* Begin Material for the task *

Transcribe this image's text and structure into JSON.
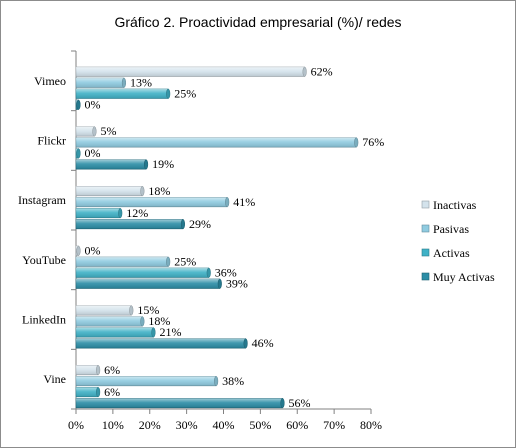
{
  "chart_data": {
    "type": "bar",
    "orientation": "horizontal",
    "title": "Gráfico 2. Proactividad empresarial (%)/ redes",
    "categories": [
      "Vimeo",
      "Flickr",
      "Instagram",
      "YouTube",
      "LinkedIn",
      "Vine"
    ],
    "series": [
      {
        "name": "Inactivas",
        "color": "#d4e3ec",
        "values": [
          62,
          5,
          18,
          0,
          15,
          6
        ]
      },
      {
        "name": "Pasivas",
        "color": "#8fcbe0",
        "values": [
          13,
          76,
          41,
          25,
          18,
          38
        ]
      },
      {
        "name": "Activas",
        "color": "#3fb1c6",
        "values": [
          25,
          0,
          12,
          36,
          21,
          6
        ]
      },
      {
        "name": "Muy Activas",
        "color": "#2b8da6",
        "values": [
          0,
          19,
          29,
          39,
          46,
          56
        ]
      }
    ],
    "value_suffix": "%",
    "xlim": [
      0,
      80
    ],
    "xticks": [
      "0%",
      "10%",
      "20%",
      "30%",
      "40%",
      "50%",
      "60%",
      "70%",
      "80%"
    ],
    "xtick_values": [
      0,
      10,
      20,
      30,
      40,
      50,
      60,
      70,
      80
    ],
    "grid": false,
    "legend": "right"
  }
}
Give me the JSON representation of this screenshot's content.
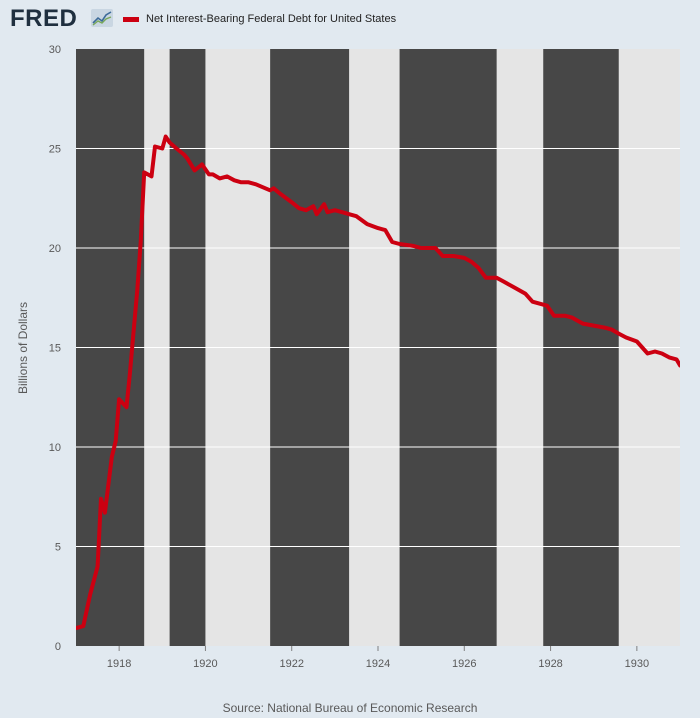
{
  "header": {
    "logo_text": "FRED",
    "logo_icon": "fred-graph-icon"
  },
  "source": "Source: National Bureau of Economic Research",
  "colors": {
    "line": "#cc0011",
    "recession_band": "#474747",
    "plot_background": "#e5e5e5",
    "page_background": "#e1e9f0"
  },
  "chart_data": {
    "type": "line",
    "title": "",
    "xlabel": "",
    "ylabel": "Billions of Dollars",
    "xlim": [
      1917.0,
      1931.0
    ],
    "ylim": [
      0,
      30
    ],
    "yticks": [
      0,
      5,
      10,
      15,
      20,
      25,
      30
    ],
    "xticks": [
      1918,
      1920,
      1922,
      1924,
      1926,
      1928,
      1930
    ],
    "grid": "horizontal",
    "legend_position": "top-left",
    "shaded_periods": [
      [
        1917.0,
        1918.58
      ],
      [
        1919.17,
        1920.0
      ],
      [
        1921.5,
        1923.33
      ],
      [
        1924.5,
        1926.75
      ],
      [
        1927.83,
        1929.58
      ]
    ],
    "series": [
      {
        "name": "Net Interest-Bearing Federal Debt for United States",
        "x": [
          1917.0,
          1917.17,
          1917.33,
          1917.5,
          1917.58,
          1917.67,
          1917.83,
          1917.92,
          1918.0,
          1918.17,
          1918.25,
          1918.33,
          1918.42,
          1918.5,
          1918.58,
          1918.75,
          1918.83,
          1919.0,
          1919.08,
          1919.17,
          1919.33,
          1919.5,
          1919.58,
          1919.75,
          1919.92,
          1920.08,
          1920.17,
          1920.33,
          1920.5,
          1920.67,
          1920.83,
          1921.0,
          1921.17,
          1921.5,
          1921.58,
          1921.75,
          1922.0,
          1922.17,
          1922.33,
          1922.5,
          1922.58,
          1922.75,
          1922.83,
          1923.0,
          1923.17,
          1923.33,
          1923.5,
          1923.75,
          1924.0,
          1924.17,
          1924.33,
          1924.5,
          1924.83,
          1925.0,
          1925.33,
          1925.5,
          1925.75,
          1926.0,
          1926.17,
          1926.33,
          1926.5,
          1926.75,
          1926.92,
          1927.17,
          1927.42,
          1927.58,
          1927.75,
          1927.92,
          1928.08,
          1928.33,
          1928.5,
          1928.58,
          1928.75,
          1929.0,
          1929.25,
          1929.42,
          1929.58,
          1929.75,
          1930.0,
          1930.25,
          1930.42,
          1930.58,
          1930.75,
          1930.92,
          1931.0
        ],
        "values": [
          0.9,
          1.0,
          2.6,
          4.0,
          7.4,
          6.7,
          9.5,
          10.3,
          12.4,
          12.0,
          13.7,
          15.7,
          17.9,
          20.3,
          23.8,
          23.6,
          25.1,
          25.0,
          25.6,
          25.3,
          25.0,
          24.7,
          24.5,
          23.9,
          24.2,
          23.7,
          23.7,
          23.5,
          23.6,
          23.4,
          23.3,
          23.3,
          23.2,
          22.9,
          23.0,
          22.7,
          22.3,
          22.0,
          21.9,
          22.1,
          21.7,
          22.2,
          21.8,
          21.9,
          21.8,
          21.7,
          21.6,
          21.2,
          21.0,
          20.9,
          20.3,
          20.2,
          20.1,
          20.0,
          20.0,
          19.6,
          19.6,
          19.5,
          19.3,
          19.0,
          18.5,
          18.5,
          18.3,
          18.0,
          17.7,
          17.3,
          17.2,
          17.1,
          16.6,
          16.6,
          16.5,
          16.4,
          16.2,
          16.1,
          16.0,
          15.9,
          15.7,
          15.5,
          15.3,
          14.7,
          14.8,
          14.7,
          14.5,
          14.4,
          14.1
        ]
      }
    ]
  }
}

* End Material for the task *

Take the listing and print it again exactly, but without any pictures.

Transcribe this image's text and structure into JSON.
{
  "chart_data": {
    "type": "bar",
    "orientation": "horizontal",
    "title": "Gráfico 2. Proactividad empresarial (%)/ redes",
    "categories": [
      "Vimeo",
      "Flickr",
      "Instagram",
      "YouTube",
      "LinkedIn",
      "Vine"
    ],
    "series": [
      {
        "name": "Inactivas",
        "color": "#d4e3ec",
        "values": [
          62,
          5,
          18,
          0,
          15,
          6
        ]
      },
      {
        "name": "Pasivas",
        "color": "#8fcbe0",
        "values": [
          13,
          76,
          41,
          25,
          18,
          38
        ]
      },
      {
        "name": "Activas",
        "color": "#3fb1c6",
        "values": [
          25,
          0,
          12,
          36,
          21,
          6
        ]
      },
      {
        "name": "Muy Activas",
        "color": "#2b8da6",
        "values": [
          0,
          19,
          29,
          39,
          46,
          56
        ]
      }
    ],
    "value_suffix": "%",
    "xlim": [
      0,
      80
    ],
    "xticks": [
      "0%",
      "10%",
      "20%",
      "30%",
      "40%",
      "50%",
      "60%",
      "70%",
      "80%"
    ],
    "xtick_values": [
      0,
      10,
      20,
      30,
      40,
      50,
      60,
      70,
      80
    ],
    "grid": false,
    "legend": "right"
  }
}
Give me the JSON representation of this screenshot's content.
{
  "header": {
    "logo_text": "FRED",
    "logo_icon": "fred-graph-icon"
  },
  "source": "Source: National Bureau of Economic Research",
  "colors": {
    "line": "#cc0011",
    "recession_band": "#474747",
    "plot_background": "#e5e5e5",
    "page_background": "#e1e9f0"
  },
  "chart_data": {
    "type": "line",
    "title": "",
    "xlabel": "",
    "ylabel": "Billions of Dollars",
    "xlim": [
      1917.0,
      1931.0
    ],
    "ylim": [
      0,
      30
    ],
    "yticks": [
      0,
      5,
      10,
      15,
      20,
      25,
      30
    ],
    "xticks": [
      1918,
      1920,
      1922,
      1924,
      1926,
      1928,
      1930
    ],
    "grid": "horizontal",
    "legend_position": "top-left",
    "shaded_periods": [
      [
        1917.0,
        1918.58
      ],
      [
        1919.17,
        1920.0
      ],
      [
        1921.5,
        1923.33
      ],
      [
        1924.5,
        1926.75
      ],
      [
        1927.83,
        1929.58
      ]
    ],
    "series": [
      {
        "name": "Net Interest-Bearing Federal Debt for United States",
        "x": [
          1917.0,
          1917.17,
          1917.33,
          1917.5,
          1917.58,
          1917.67,
          1917.83,
          1917.92,
          1918.0,
          1918.17,
          1918.25,
          1918.33,
          1918.42,
          1918.5,
          1918.58,
          1918.75,
          1918.83,
          1919.0,
          1919.08,
          1919.17,
          1919.33,
          1919.5,
          1919.58,
          1919.75,
          1919.92,
          1920.08,
          1920.17,
          1920.33,
          1920.5,
          1920.67,
          1920.83,
          1921.0,
          1921.17,
          1921.5,
          1921.58,
          1921.75,
          1922.0,
          1922.17,
          1922.33,
          1922.5,
          1922.58,
          1922.75,
          1922.83,
          1923.0,
          1923.17,
          1923.33,
          1923.5,
          1923.75,
          1924.0,
          1924.17,
          1924.33,
          1924.5,
          1924.83,
          1925.0,
          1925.33,
          1925.5,
          1925.75,
          1926.0,
          1926.17,
          1926.33,
          1926.5,
          1926.75,
          1926.92,
          1927.17,
          1927.42,
          1927.58,
          1927.75,
          1927.92,
          1928.08,
          1928.33,
          1928.5,
          1928.58,
          1928.75,
          1929.0,
          1929.25,
          1929.42,
          1929.58,
          1929.75,
          1930.0,
          1930.25,
          1930.42,
          1930.58,
          1930.75,
          1930.92,
          1931.0
        ],
        "values": [
          0.9,
          1.0,
          2.6,
          4.0,
          7.4,
          6.7,
          9.5,
          10.3,
          12.4,
          12.0,
          13.7,
          15.7,
          17.9,
          20.3,
          23.8,
          23.6,
          25.1,
          25.0,
          25.6,
          25.3,
          25.0,
          24.7,
          24.5,
          23.9,
          24.2,
          23.7,
          23.7,
          23.5,
          23.6,
          23.4,
          23.3,
          23.3,
          23.2,
          22.9,
          23.0,
          22.7,
          22.3,
          22.0,
          21.9,
          22.1,
          21.7,
          22.2,
          21.8,
          21.9,
          21.8,
          21.7,
          21.6,
          21.2,
          21.0,
          20.9,
          20.3,
          20.2,
          20.1,
          20.0,
          20.0,
          19.6,
          19.6,
          19.5,
          19.3,
          19.0,
          18.5,
          18.5,
          18.3,
          18.0,
          17.7,
          17.3,
          17.2,
          17.1,
          16.6,
          16.6,
          16.5,
          16.4,
          16.2,
          16.1,
          16.0,
          15.9,
          15.7,
          15.5,
          15.3,
          14.7,
          14.8,
          14.7,
          14.5,
          14.4,
          14.1
        ]
      }
    ]
  }
}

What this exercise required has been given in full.